YOUR OBJECTIVE: Find out how many lines of the material contain the string "ylabel" and give only that figure.

(Records from a collection)
────────────────────

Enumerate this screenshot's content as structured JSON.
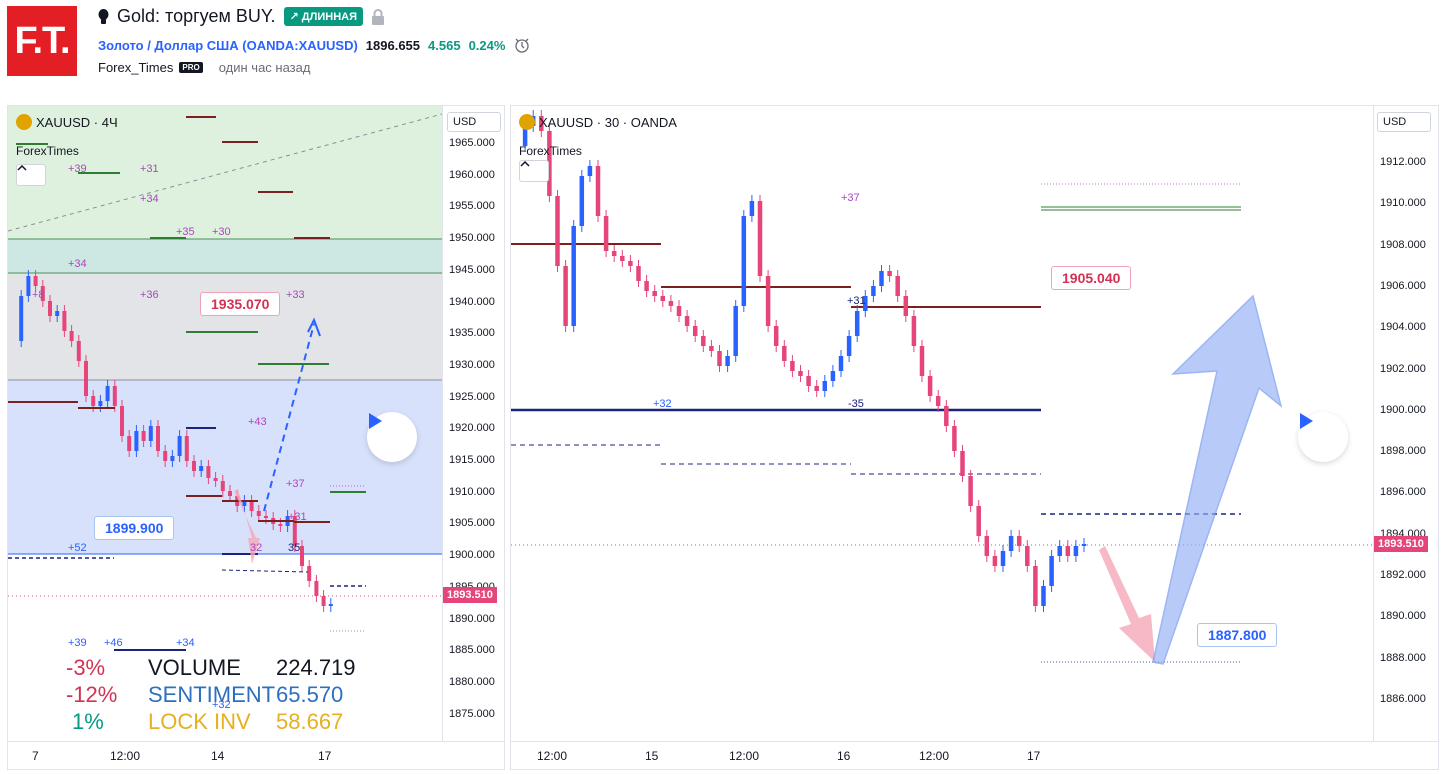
{
  "header": {
    "logo_text": "F.T.",
    "title": "Gold: торгуем BUY.",
    "badge": "↗ ДЛИННАЯ",
    "symbol_name": "Золото / Доллар США",
    "symbol_code": "(OANDA:XAUUSD)",
    "price": "1896.655",
    "change": "4.565",
    "change_pct": "0.24%",
    "author": "Forex_Times",
    "author_badge": "PRO",
    "time_ago": "один час назад"
  },
  "left_chart": {
    "legend": "XAUUSD · 4Ч",
    "sublegend": "ForexTimes",
    "currency": "USD",
    "price_labels": [
      "1965.000",
      "1960.000",
      "1955.000",
      "1950.000",
      "1945.000",
      "1940.000",
      "1935.000",
      "1930.000",
      "1925.000",
      "1920.000",
      "1915.000",
      "1910.000",
      "1905.000",
      "1900.000",
      "1895.000",
      "1890.000",
      "1885.000",
      "1880.000",
      "1875.000"
    ],
    "current_price": "1893.510",
    "time_labels": [
      "7",
      "12:00",
      "14",
      "17"
    ],
    "callout_high": "1935.070",
    "callout_low": "1899.900",
    "annotations": [
      "+39",
      "+31",
      "+34",
      "+35",
      "+30",
      "+34",
      "+36",
      "+33",
      "+43",
      "+37",
      "+31",
      "+52",
      "+32",
      "+35",
      "+39",
      "+46",
      "+34",
      "+32",
      "+8"
    ],
    "stats": [
      {
        "pct": "-3%",
        "label": "VOLUME",
        "value": "224.719"
      },
      {
        "pct": "-12%",
        "label": "SENTIMENT",
        "value": "65.570"
      },
      {
        "pct": "1%",
        "label": "LOCK INV",
        "value": "58.667"
      }
    ]
  },
  "right_chart": {
    "legend": "XAUUSD · 30 · OANDA",
    "sublegend": "ForexTimes",
    "currency": "USD",
    "price_labels": [
      "1912.000",
      "1910.000",
      "1908.000",
      "1906.000",
      "1904.000",
      "1902.000",
      "1900.000",
      "1898.000",
      "1896.000",
      "1894.000",
      "1892.000",
      "1890.000",
      "1888.000",
      "1886.000"
    ],
    "current_price": "1893.510",
    "time_labels": [
      "12:00",
      "15",
      "12:00",
      "16",
      "12:00",
      "17"
    ],
    "callout_target": "1905.040",
    "callout_entry": "1887.800",
    "annotations": [
      "+37",
      "+31",
      "+32",
      "-35"
    ]
  },
  "colors": {
    "up": "#2962ff",
    "down": "#e6457a",
    "green": "#089981",
    "accent_red": "#d23153"
  }
}
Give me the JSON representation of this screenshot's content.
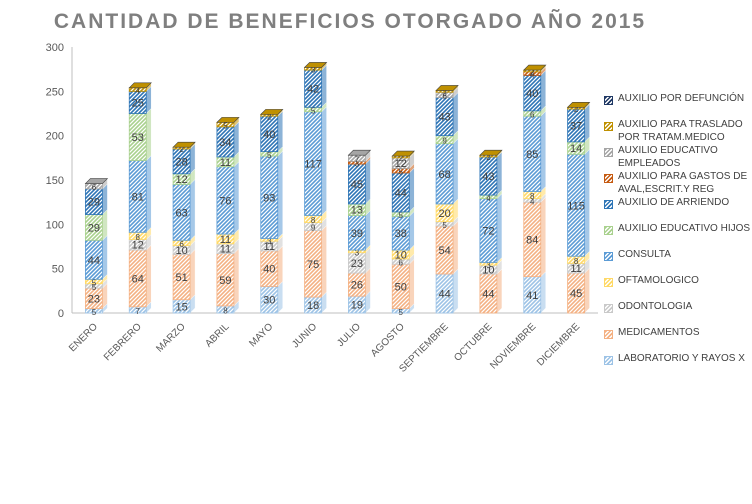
{
  "chart_data": {
    "type": "bar",
    "stacked": true,
    "title": "CANTIDAD DE BENEFICIOS OTORGADO AÑO 2015",
    "xlabel": "",
    "ylabel": "",
    "ylim": [
      0,
      300
    ],
    "yticks": [
      0,
      50,
      100,
      150,
      200,
      250,
      300
    ],
    "grid": false,
    "legend_position": "right",
    "categories": [
      "ENERO",
      "FEBRERO",
      "MARZO",
      "ABRIL",
      "MAYO",
      "JUNIO",
      "JULIO",
      "AGOSTO",
      "SEPTIEMBRE",
      "OCTUBRE",
      "NOVIEMBRE",
      "DICIEMBRE"
    ],
    "series": [
      {
        "name": "LABORATORIO Y RAYOS X",
        "color": "#9dc3e6",
        "values": [
          5,
          7,
          15,
          8,
          30,
          18,
          19,
          5,
          44,
          0,
          41,
          0
        ]
      },
      {
        "name": "MEDICAMENTOS",
        "color": "#f4b183",
        "values": [
          23,
          64,
          51,
          59,
          40,
          75,
          26,
          50,
          54,
          44,
          84,
          45
        ]
      },
      {
        "name": "ODONTOLOGIA",
        "color": "#c9c9c9",
        "values": [
          5,
          12,
          10,
          11,
          11,
          9,
          23,
          6,
          5,
          10,
          4,
          11
        ]
      },
      {
        "name": "OFTAMOLOGICO",
        "color": "#ffd966",
        "values": [
          5,
          8,
          6,
          11,
          3,
          8,
          3,
          10,
          20,
          3,
          8,
          8
        ]
      },
      {
        "name": "CONSULTA",
        "color": "#5b9bd5",
        "values": [
          44,
          81,
          63,
          76,
          93,
          117,
          39,
          38,
          68,
          72,
          85,
          115
        ]
      },
      {
        "name": "AUXILIO EDUCATIVO HIJOS",
        "color": "#a9d18e",
        "values": [
          29,
          53,
          12,
          11,
          5,
          5,
          13,
          5,
          9,
          4,
          6,
          14
        ]
      },
      {
        "name": "AUXILIO DE ARRIENDO",
        "color": "#2e75b6",
        "values": [
          29,
          25,
          28,
          34,
          40,
          42,
          45,
          44,
          43,
          43,
          40,
          37
        ]
      },
      {
        "name": "AUXILIO PARA GASTOS DE AVAL,ESCRIT.Y REG",
        "color": "#c55a11",
        "values": [
          0,
          0,
          0,
          0,
          0,
          0,
          3,
          5,
          0,
          0,
          4,
          0
        ]
      },
      {
        "name": "AUXILIO EDUCATIVO EMPLEADOS",
        "color": "#a5a5a5",
        "values": [
          6,
          0,
          0,
          0,
          0,
          0,
          7,
          12,
          6,
          0,
          0,
          0
        ]
      },
      {
        "name": "AUXILIO PARA TRASLADO POR TRATAM.MEDICO",
        "color": "#bf9000",
        "values": [
          0,
          4,
          2,
          5,
          2,
          3,
          0,
          2,
          2,
          2,
          2,
          2
        ]
      },
      {
        "name": "AUXILIO POR DEFUNCIÓN",
        "color": "#1f3864",
        "values": [
          0,
          0,
          0,
          0,
          0,
          0,
          0,
          0,
          0,
          0,
          0,
          0
        ]
      }
    ]
  }
}
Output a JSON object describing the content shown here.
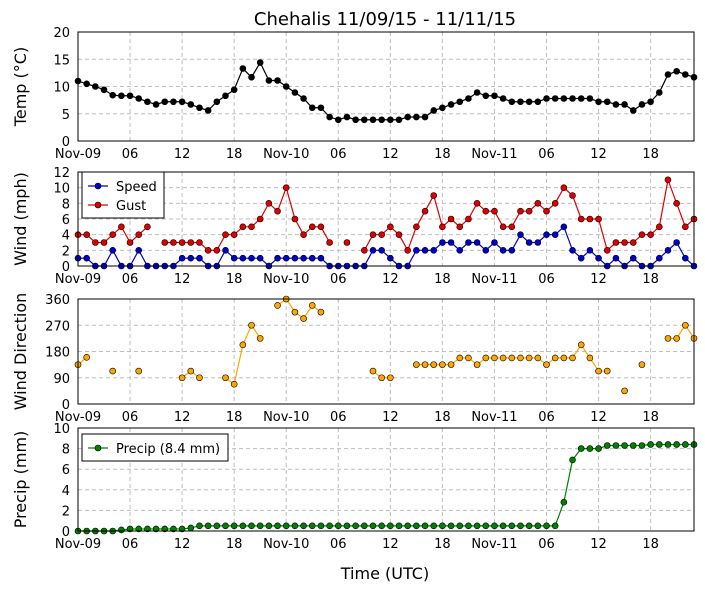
{
  "title": "Chehalis 11/09/15 - 11/11/15",
  "xlabel": "Time (UTC)",
  "xticks": [
    "Nov-09",
    "06",
    "12",
    "18",
    "Nov-10",
    "06",
    "12",
    "18",
    "Nov-11",
    "06",
    "12",
    "18"
  ],
  "colors": {
    "temp": "#000000",
    "speed": "#0000cc",
    "gust": "#dd0000",
    "dir_line": "#ffa500",
    "dir_fill": "#ffa500",
    "precip": "#008000",
    "grid": "#bfbfbf"
  },
  "chart_data": [
    {
      "type": "line",
      "ylabel": "Temp (°C)",
      "ylim": [
        0,
        20
      ],
      "yticks": [
        "0",
        "5",
        "10",
        "15",
        "20"
      ],
      "x_hours": [
        0,
        1,
        2,
        3,
        4,
        5,
        6,
        7,
        8,
        9,
        10,
        11,
        12,
        13,
        14,
        15,
        16,
        17,
        18,
        19,
        20,
        21,
        22,
        23,
        24,
        25,
        26,
        27,
        28,
        29,
        30,
        31,
        32,
        33,
        34,
        35,
        36,
        37,
        38,
        39,
        40,
        41,
        42,
        43,
        44,
        45,
        46,
        47,
        48,
        49,
        50,
        51,
        52,
        53,
        54,
        55,
        56,
        57,
        58,
        59,
        60,
        61,
        62,
        63,
        64,
        65,
        66,
        67,
        68,
        69,
        70,
        71
      ],
      "series": [
        {
          "key": "temp",
          "values": [
            11,
            10.5,
            10,
            9.4,
            8.4,
            8.3,
            8.3,
            7.8,
            7.2,
            6.7,
            7.2,
            7.2,
            7.2,
            6.7,
            6.1,
            5.6,
            7.2,
            8.3,
            9.4,
            13.3,
            11.7,
            14.4,
            11.1,
            11.1,
            10,
            8.9,
            7.8,
            6.1,
            6.1,
            4.4,
            3.9,
            4.4,
            3.9,
            3.9,
            3.9,
            3.9,
            3.9,
            3.9,
            4.4,
            4.4,
            4.4,
            5.6,
            6.1,
            6.7,
            7.2,
            7.8,
            8.9,
            8.3,
            8.3,
            7.8,
            7.2,
            7.2,
            7.2,
            7.2,
            7.8,
            7.8,
            7.8,
            7.8,
            7.8,
            7.8,
            7.2,
            7.2,
            6.7,
            6.7,
            5.6,
            6.7,
            7.2,
            8.9,
            12.2,
            12.8,
            12.2,
            11.7
          ]
        }
      ]
    },
    {
      "type": "line",
      "ylabel": "Wind (mph)",
      "ylim": [
        0,
        12
      ],
      "yticks": [
        "0",
        "2",
        "4",
        "6",
        "8",
        "10",
        "12"
      ],
      "x_hours": [
        0,
        1,
        2,
        3,
        4,
        5,
        6,
        7,
        8,
        9,
        10,
        11,
        12,
        13,
        14,
        15,
        16,
        17,
        18,
        19,
        20,
        21,
        22,
        23,
        24,
        25,
        26,
        27,
        28,
        29,
        30,
        31,
        32,
        33,
        34,
        35,
        36,
        37,
        38,
        39,
        40,
        41,
        42,
        43,
        44,
        45,
        46,
        47,
        48,
        49,
        50,
        51,
        52,
        53,
        54,
        55,
        56,
        57,
        58,
        59,
        60,
        61,
        62,
        63,
        64,
        65,
        66,
        67,
        68,
        69,
        70,
        71
      ],
      "legend": [
        "Speed",
        "Gust"
      ],
      "series": [
        {
          "key": "speed",
          "name": "Speed",
          "values": [
            1,
            1,
            0,
            0,
            2,
            0,
            0,
            2,
            0,
            0,
            0,
            0,
            1,
            1,
            1,
            0,
            0,
            2,
            1,
            1,
            1,
            1,
            0,
            1,
            1,
            1,
            1,
            1,
            1,
            0,
            0,
            0,
            0,
            0,
            2,
            2,
            1,
            0,
            0,
            2,
            2,
            2,
            3,
            3,
            2,
            3,
            3,
            2,
            3,
            2,
            2,
            4,
            3,
            3,
            4,
            4,
            5,
            2,
            1,
            2,
            1,
            0,
            1,
            0,
            1,
            0,
            0,
            1,
            2,
            3,
            1,
            0
          ]
        },
        {
          "key": "gust",
          "name": "Gust",
          "values": [
            4,
            4,
            3,
            3,
            4,
            5,
            3,
            4,
            5,
            null,
            3,
            3,
            3,
            3,
            3,
            2,
            2,
            4,
            4,
            5,
            5,
            6,
            8,
            7,
            10,
            6,
            4,
            5,
            5,
            3,
            null,
            3,
            null,
            2,
            4,
            4,
            5,
            4,
            2,
            5,
            7,
            9,
            5,
            6,
            5,
            6,
            8,
            7,
            7,
            5,
            5,
            7,
            7,
            8,
            7,
            8,
            10,
            9,
            6,
            6,
            6,
            2,
            3,
            3,
            3,
            4,
            4,
            5,
            11,
            8,
            5,
            6
          ]
        }
      ]
    },
    {
      "type": "scatter",
      "ylabel": "Wind Direction",
      "ylim": [
        0,
        360
      ],
      "yticks": [
        "0",
        "90",
        "180",
        "270",
        "360"
      ],
      "x_hours": [
        0,
        1,
        2,
        3,
        4,
        5,
        6,
        7,
        8,
        9,
        10,
        11,
        12,
        13,
        14,
        15,
        16,
        17,
        18,
        19,
        20,
        21,
        22,
        23,
        24,
        25,
        26,
        27,
        28,
        29,
        30,
        31,
        32,
        33,
        34,
        35,
        36,
        37,
        38,
        39,
        40,
        41,
        42,
        43,
        44,
        45,
        46,
        47,
        48,
        49,
        50,
        51,
        52,
        53,
        54,
        55,
        56,
        57,
        58,
        59,
        60,
        61,
        62,
        63,
        64,
        65,
        66,
        67,
        68,
        69,
        70,
        71
      ],
      "series": [
        {
          "key": "dir",
          "values": [
            135,
            160,
            null,
            null,
            113,
            null,
            null,
            113,
            null,
            null,
            null,
            null,
            90,
            113,
            90,
            null,
            null,
            90,
            68,
            203,
            270,
            225,
            null,
            338,
            360,
            315,
            293,
            338,
            315,
            null,
            null,
            null,
            null,
            null,
            113,
            90,
            90,
            null,
            null,
            135,
            135,
            135,
            135,
            135,
            158,
            158,
            135,
            158,
            158,
            158,
            158,
            158,
            158,
            158,
            135,
            158,
            158,
            158,
            203,
            158,
            113,
            113,
            null,
            45,
            null,
            135,
            null,
            null,
            225,
            225,
            270,
            225
          ]
        }
      ]
    },
    {
      "type": "line",
      "ylabel": "Precip (mm)",
      "ylim": [
        0,
        10
      ],
      "yticks": [
        "0",
        "2",
        "4",
        "6",
        "8",
        "10"
      ],
      "x_hours": [
        0,
        1,
        2,
        3,
        4,
        5,
        6,
        7,
        8,
        9,
        10,
        11,
        12,
        13,
        14,
        15,
        16,
        17,
        18,
        19,
        20,
        21,
        22,
        23,
        24,
        25,
        26,
        27,
        28,
        29,
        30,
        31,
        32,
        33,
        34,
        35,
        36,
        37,
        38,
        39,
        40,
        41,
        42,
        43,
        44,
        45,
        46,
        47,
        48,
        49,
        50,
        51,
        52,
        53,
        54,
        55,
        56,
        57,
        58,
        59,
        60,
        61,
        62,
        63,
        64,
        65,
        66,
        67,
        68,
        69,
        70,
        71
      ],
      "legend": [
        "Precip (8.4 mm)"
      ],
      "series": [
        {
          "key": "precip",
          "name": "Precip (8.4 mm)",
          "values": [
            0,
            0,
            0,
            0,
            0,
            0.1,
            0.2,
            0.2,
            0.2,
            0.2,
            0.2,
            0.2,
            0.2,
            0.3,
            0.5,
            0.5,
            0.5,
            0.5,
            0.5,
            0.5,
            0.5,
            0.5,
            0.5,
            0.5,
            0.5,
            0.5,
            0.5,
            0.5,
            0.5,
            0.5,
            0.5,
            0.5,
            0.5,
            0.5,
            0.5,
            0.5,
            0.5,
            0.5,
            0.5,
            0.5,
            0.5,
            0.5,
            0.5,
            0.5,
            0.5,
            0.5,
            0.5,
            0.5,
            0.5,
            0.5,
            0.5,
            0.5,
            0.5,
            0.5,
            0.5,
            0.5,
            2.8,
            6.9,
            8,
            8,
            8,
            8.3,
            8.3,
            8.3,
            8.3,
            8.3,
            8.4,
            8.4,
            8.4,
            8.4,
            8.4,
            8.4
          ]
        }
      ]
    }
  ]
}
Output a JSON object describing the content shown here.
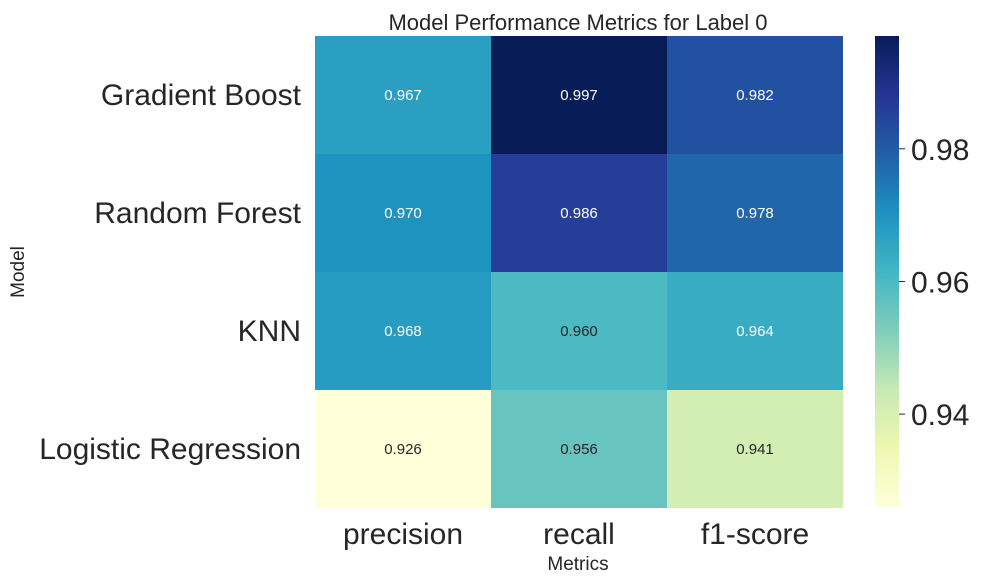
{
  "chart_data": {
    "type": "heatmap",
    "title": "Model Performance Metrics for Label 0",
    "xlabel": "Metrics",
    "ylabel": "Model",
    "columns": [
      "precision",
      "recall",
      "f1-score"
    ],
    "rows": [
      "Gradient Boost",
      "Random Forest",
      "KNN",
      "Logistic Regression"
    ],
    "values": [
      [
        0.967,
        0.997,
        0.982
      ],
      [
        0.97,
        0.986,
        0.978
      ],
      [
        0.968,
        0.96,
        0.964
      ],
      [
        0.926,
        0.956,
        0.941
      ]
    ],
    "annotations": [
      [
        "0.967",
        "0.997",
        "0.982"
      ],
      [
        "0.970",
        "0.986",
        "0.978"
      ],
      [
        "0.968",
        "0.960",
        "0.964"
      ],
      [
        "0.926",
        "0.956",
        "0.941"
      ]
    ],
    "colormap": "YlGnBu",
    "color_range": [
      0.926,
      0.997
    ],
    "colorbar_ticks": [
      0.94,
      0.96,
      0.98
    ],
    "colorbar_tick_labels": [
      "0.94",
      "0.96",
      "0.98"
    ],
    "legend_placement": "right",
    "grid": false
  }
}
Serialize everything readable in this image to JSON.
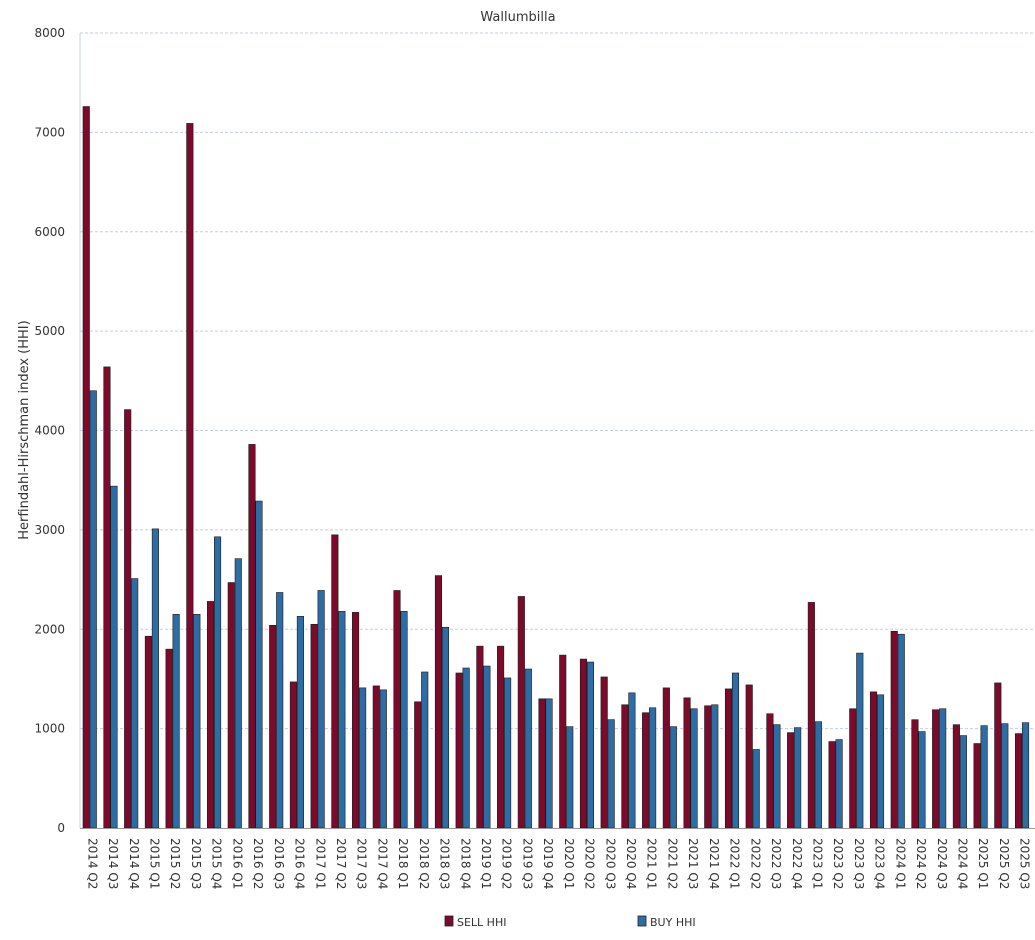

────────────────────

WRITTEN ANSWER: 6